# Data rows start

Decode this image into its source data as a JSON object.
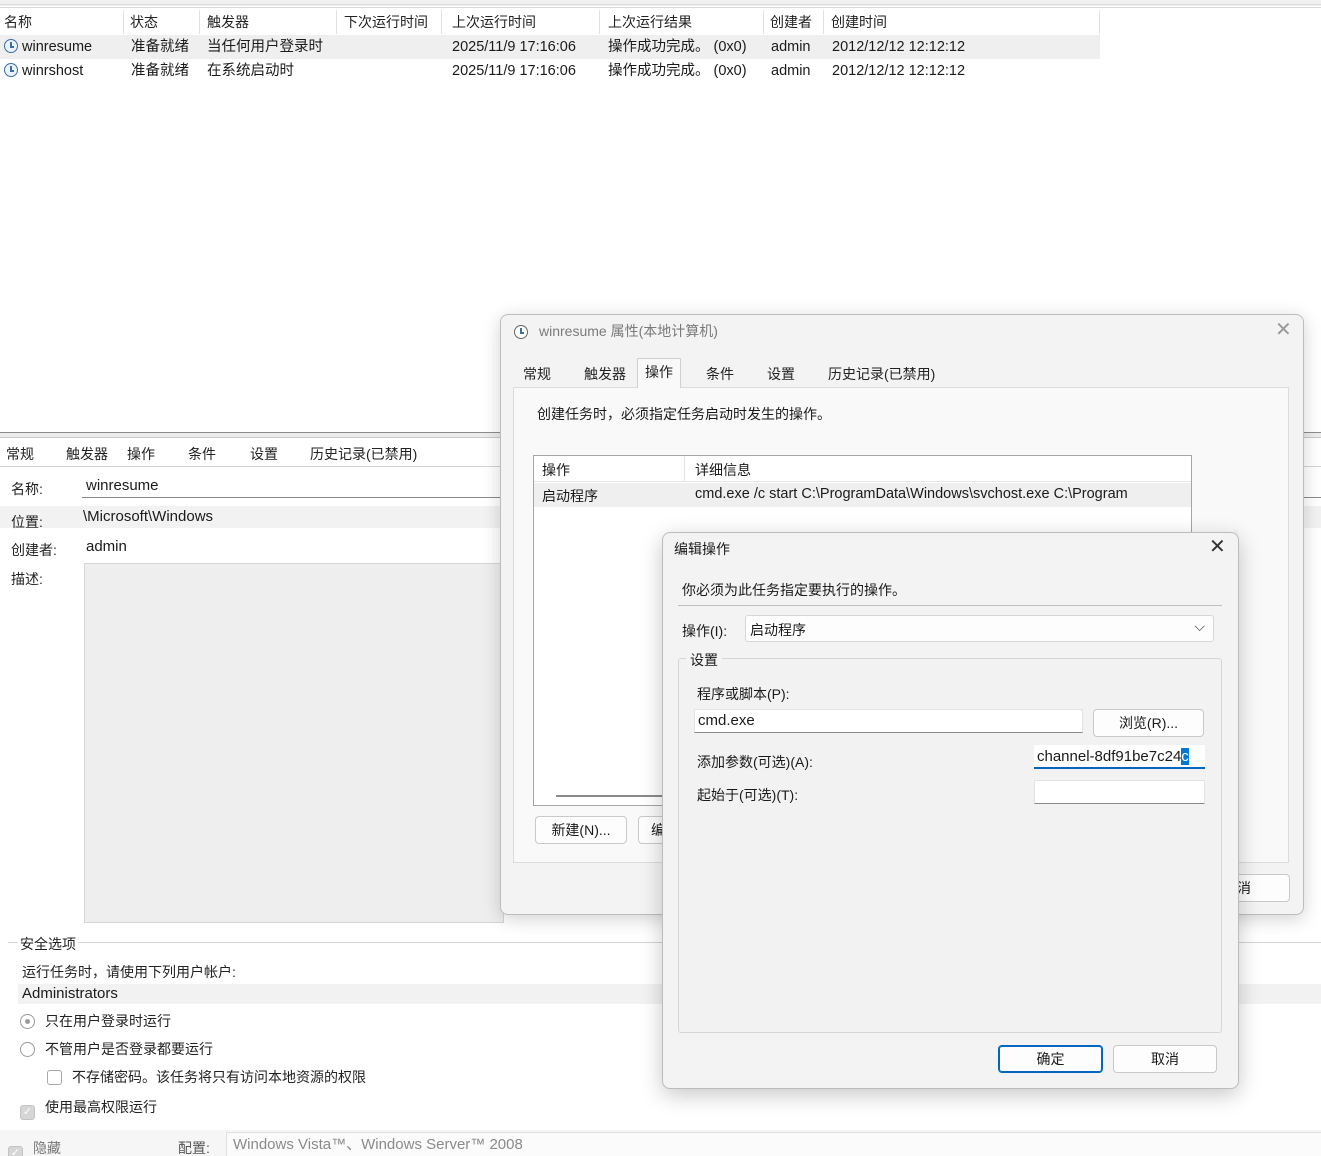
{
  "task_list": {
    "columns": [
      "名称",
      "状态",
      "触发器",
      "下次运行时间",
      "上次运行时间",
      "上次运行结果",
      "创建者",
      "创建时间"
    ],
    "rows": [
      {
        "name": "winresume",
        "status": "准备就绪",
        "trigger": "当任何用户登录时",
        "next_run": "",
        "last_run": "2025/11/9 17:16:06",
        "last_result": "操作成功完成。 (0x0)",
        "author": "admin",
        "created": "2012/12/12 12:12:12"
      },
      {
        "name": "winrshost",
        "status": "准备就绪",
        "trigger": "在系统启动时",
        "next_run": "",
        "last_run": "2025/11/9 17:16:06",
        "last_result": "操作成功完成。 (0x0)",
        "author": "admin",
        "created": "2012/12/12 12:12:12"
      }
    ]
  },
  "bottom_pane": {
    "tabs": [
      "常规",
      "触发器",
      "操作",
      "条件",
      "设置",
      "历史记录(已禁用)"
    ],
    "name_label": "名称:",
    "name_value": "winresume",
    "location_label": "位置:",
    "location_value": "\\Microsoft\\Windows",
    "author_label": "创建者:",
    "author_value": "admin",
    "desc_label": "描述:",
    "security_title": "安全选项",
    "run_as_label": "运行任务时，请使用下列用户帐户:",
    "run_as_value": "Administrators",
    "radio_logged_on": "只在用户登录时运行",
    "radio_whether": "不管用户是否登录都要运行",
    "check_no_store": "不存储密码。该任务将只有访问本地资源的权限",
    "check_highest": "使用最高权限运行",
    "check_hidden": "隐藏",
    "config_label": "配置:",
    "config_value": "Windows Vista™、Windows Server™ 2008"
  },
  "prop_dialog": {
    "title": "winresume 属性(本地计算机)",
    "tabs": [
      "常规",
      "触发器",
      "操作",
      "条件",
      "设置",
      "历史记录(已禁用)"
    ],
    "active_tab": "操作",
    "instruction": "创建任务时，必须指定任务启动时发生的操作。",
    "list_headers": [
      "操作",
      "详细信息"
    ],
    "list_rows": [
      {
        "action": "启动程序",
        "detail": "cmd.exe /c start C:\\ProgramData\\Windows\\svchost.exe C:\\Program"
      }
    ],
    "new_button": "新建(N)...",
    "edit_button_partial": "编",
    "cancel_partial": "消"
  },
  "edit_dialog": {
    "title": "编辑操作",
    "instruction": "你必须为此任务指定要执行的操作。",
    "action_label": "操作(I):",
    "action_value": "启动程序",
    "settings_label": "设置",
    "program_label": "程序或脚本(P):",
    "program_value": "cmd.exe",
    "browse_button": "浏览(R)...",
    "args_label": "添加参数(可选)(A):",
    "args_value": "channel-8df91be7c24",
    "args_selected": "c",
    "start_in_label": "起始于(可选)(T):",
    "start_in_value": "",
    "ok_button": "确定",
    "cancel_button": "取消"
  },
  "colors": {
    "accent": "#0067c0",
    "selection": "#0078d4",
    "dialog_bg": "#f3f3f3"
  }
}
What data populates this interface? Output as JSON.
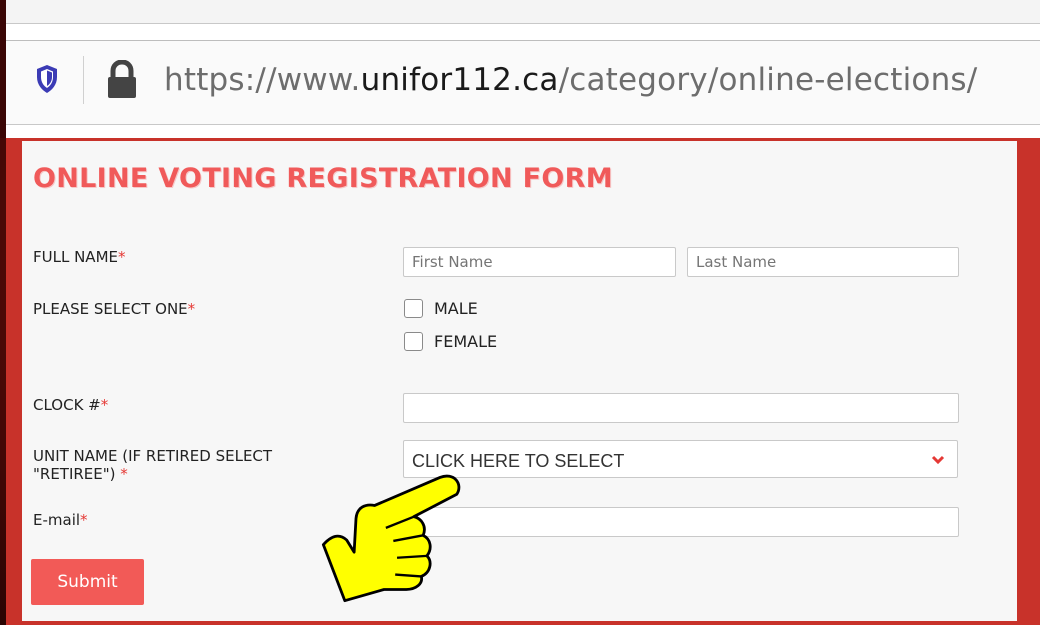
{
  "browser": {
    "url_prefix": "https://www.",
    "url_host": "unifor112.ca",
    "url_path": "/category/online-elections/",
    "icons": [
      "shield-icon",
      "lock-icon"
    ]
  },
  "form": {
    "title": "ONLINE VOTING REGISTRATION FORM",
    "required_marker": "*",
    "full_name": {
      "label": "FULL NAME",
      "first_placeholder": "First Name",
      "last_placeholder": "Last Name"
    },
    "gender": {
      "label": "PLEASE SELECT ONE",
      "options": [
        "MALE",
        "FEMALE"
      ]
    },
    "clock": {
      "label": "CLOCK #",
      "value": ""
    },
    "unit": {
      "label_line1": "UNIT NAME (IF RETIRED SELECT",
      "label_line2": "\"RETIREE\")",
      "selected": "CLICK HERE TO SELECT"
    },
    "email": {
      "label": "E-mail",
      "value": ""
    },
    "submit_label": "Submit"
  },
  "colors": {
    "page_red": "#c8322a",
    "title_red": "#f05a5a",
    "button_red": "#f25a57",
    "pointer_yellow": "#ffff00"
  },
  "annotation": {
    "icon": "pointing-hand-icon"
  }
}
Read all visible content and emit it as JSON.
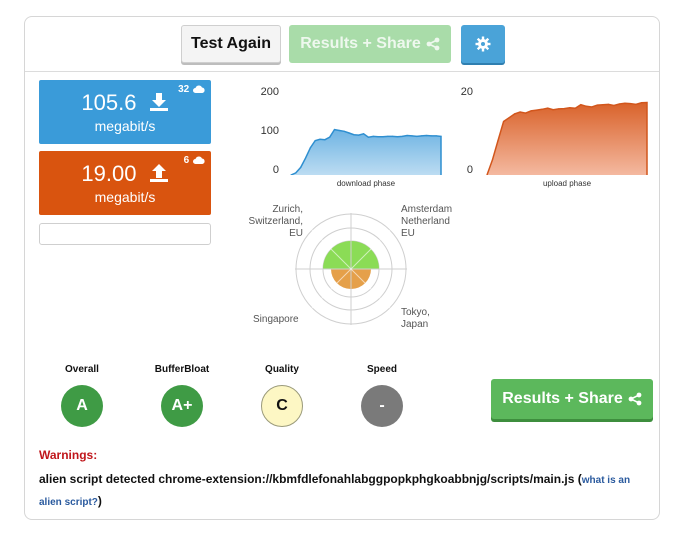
{
  "toolbar": {
    "test_again_label": "Test Again",
    "results_share_label": "Results + Share",
    "settings_icon": "gear-icon"
  },
  "download": {
    "value": "105.6",
    "unit": "megabit/s",
    "connections": "32",
    "icon": "download-icon",
    "color": "#3a9bd9"
  },
  "upload": {
    "value": "19.00",
    "unit": "megabit/s",
    "connections": "6",
    "icon": "upload-icon",
    "color": "#d9540f"
  },
  "charts": {
    "download_ticks": [
      "200",
      "100",
      "0"
    ],
    "download_caption": "download phase",
    "upload_ticks": [
      "20",
      "0"
    ],
    "upload_caption": "upload phase"
  },
  "chart_data": [
    {
      "type": "area",
      "title": "",
      "xlabel": "download phase",
      "ylabel": "",
      "ylim": [
        0,
        200
      ],
      "series": [
        {
          "values": [
            0,
            5,
            18,
            40,
            65,
            82,
            85,
            84,
            90,
            108,
            106,
            104,
            100,
            96,
            95,
            98,
            90,
            92,
            91,
            91,
            92,
            92,
            91,
            92,
            94,
            93,
            92,
            93,
            94,
            93,
            93,
            92
          ]
        }
      ]
    },
    {
      "type": "area",
      "title": "",
      "xlabel": "upload phase",
      "ylabel": "",
      "ylim": [
        0,
        22
      ],
      "series": [
        {
          "values": [
            0,
            4,
            9,
            14,
            15,
            16,
            16.5,
            16.2,
            16.8,
            17,
            17.2,
            17.5,
            17.1,
            17.3,
            17.4,
            17.6,
            17.5,
            18.4,
            18.0,
            17.8,
            18.3,
            18.4,
            18.5,
            18.2,
            18.6,
            18.8,
            18.7,
            18.5,
            18.9,
            19.0
          ]
        }
      ]
    }
  ],
  "servers": {
    "zurich": "Zurich,\nSwitzerland,\nEU",
    "amsterdam": "Amsterdam\nNetherland\nEU",
    "singapore": "Singapore",
    "tokyo": "Tokyo,\nJapan"
  },
  "grades": [
    {
      "title": "Overall",
      "grade": "A"
    },
    {
      "title": "BufferBloat",
      "grade": "A+"
    },
    {
      "title": "Quality",
      "grade": "C"
    },
    {
      "title": "Speed",
      "grade": "-"
    }
  ],
  "results_share_big_label": "Results + Share",
  "warnings": {
    "title": "Warnings:",
    "text": "alien script detected chrome-extension://kbmfdlefonahlabggpopkphgkoabbnjg/scripts/main.js (",
    "link": "what is an alien script?",
    "after": ")"
  }
}
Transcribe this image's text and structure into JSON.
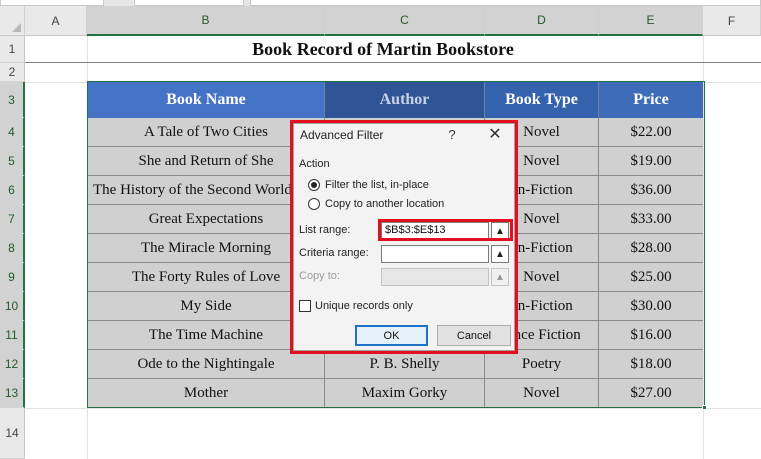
{
  "spreadsheet": {
    "columns": [
      "A",
      "B",
      "C",
      "D",
      "E",
      "F"
    ],
    "rows": [
      "1",
      "2",
      "3",
      "4",
      "5",
      "6",
      "7",
      "8",
      "9",
      "10",
      "11",
      "12",
      "13",
      "14"
    ],
    "title": "Book Record of Martin Bookstore",
    "headers": [
      "Book Name",
      "Author",
      "Book Type",
      "Price"
    ],
    "data": [
      [
        "A Tale of Two Cities",
        "",
        "Novel",
        "$22.00"
      ],
      [
        "She and Return of She",
        "",
        "Novel",
        "$19.00"
      ],
      [
        "The History of the Second World",
        "",
        "on-Fiction",
        "$36.00"
      ],
      [
        "Great Expectations",
        "",
        "Novel",
        "$33.00"
      ],
      [
        "The Miracle Morning",
        "",
        "on-Fiction",
        "$28.00"
      ],
      [
        "The Forty Rules of Love",
        "",
        "Novel",
        "$25.00"
      ],
      [
        "My Side",
        "",
        "on-Fiction",
        "$30.00"
      ],
      [
        "The Time Machine",
        "",
        "ence Fiction",
        "$16.00"
      ],
      [
        "Ode to the Nightingale",
        "P. B. Shelly",
        "Poetry",
        "$18.00"
      ],
      [
        "Mother",
        "Maxim Gorky",
        "Novel",
        "$27.00"
      ]
    ]
  },
  "dialog": {
    "title": "Advanced Filter",
    "help": "?",
    "close": "✕",
    "action_label": "Action",
    "option_filter_in_place": "Filter the list, in-place",
    "option_copy_to_location": "Copy to another location",
    "list_range_label": "List range:",
    "list_range_value": "$B$3:$E$13",
    "criteria_range_label": "Criteria range:",
    "criteria_range_value": "",
    "copy_to_label": "Copy to:",
    "copy_to_value": "",
    "unique_records_label": "Unique records only",
    "ok": "OK",
    "cancel": "Cancel",
    "selected_option": "filter_in_place",
    "unique_records_checked": false
  },
  "colors": {
    "header_blue": "#4472c4",
    "header_blue_dark": "#2f5597",
    "cell_gray": "#d0d0d0",
    "highlight_red": "#e0101e",
    "excel_green": "#217346"
  }
}
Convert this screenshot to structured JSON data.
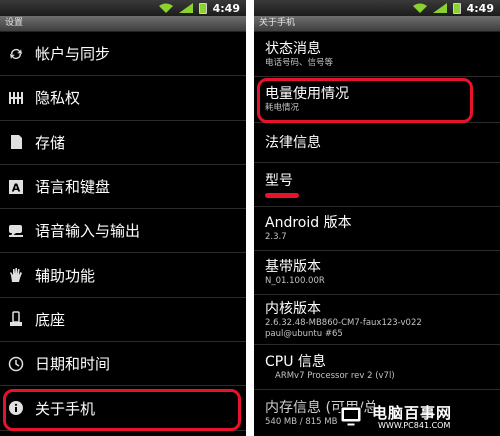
{
  "status_bar": {
    "time": "4:49"
  },
  "left_screen": {
    "title": "设置",
    "items": [
      {
        "label": "帐户与同步",
        "icon": "sync-icon"
      },
      {
        "label": "隐私权",
        "icon": "privacy-grid-icon"
      },
      {
        "label": "存储",
        "icon": "sd-card-icon"
      },
      {
        "label": "语言和键盘",
        "icon": "keyboard-a-icon"
      },
      {
        "label": "语音输入与输出",
        "icon": "voice-bubble-icon"
      },
      {
        "label": "辅助功能",
        "icon": "hand-icon"
      },
      {
        "label": "底座",
        "icon": "dock-icon"
      },
      {
        "label": "日期和时间",
        "icon": "clock-icon"
      },
      {
        "label": "关于手机",
        "icon": "info-icon"
      }
    ]
  },
  "right_screen": {
    "title": "关于手机",
    "items": [
      {
        "title": "状态消息",
        "subtitle": "电话号码、信号等"
      },
      {
        "title": "电量使用情况",
        "subtitle": "耗电情况"
      },
      {
        "title": "法律信息",
        "subtitle": ""
      },
      {
        "title": "型号",
        "subtitle": ""
      },
      {
        "title": "Android 版本",
        "subtitle": "2.3.7"
      },
      {
        "title": "基带版本",
        "subtitle": "N_01.100.00R"
      },
      {
        "title": "内核版本",
        "subtitle": "2.6.32.48-MB860-CM7-faux123-v022",
        "subtitle2": "paul@ubuntu #65"
      },
      {
        "title": "CPU 信息",
        "subtitle": "ARMv7 Processor rev 2 (v7l)"
      },
      {
        "title": "内存信息 (可用/总",
        "subtitle": "540 MB / 815 MB"
      }
    ]
  },
  "watermark": {
    "text": "电脑百事网",
    "url": "WWW.PC841.COM"
  },
  "colors": {
    "highlight": "#e8132a",
    "background": "#000000"
  }
}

# Data rows end

*What you have to do*. Within the records, how many lines include "into"? The answer is the number and nothing else.

*Complete response*. 2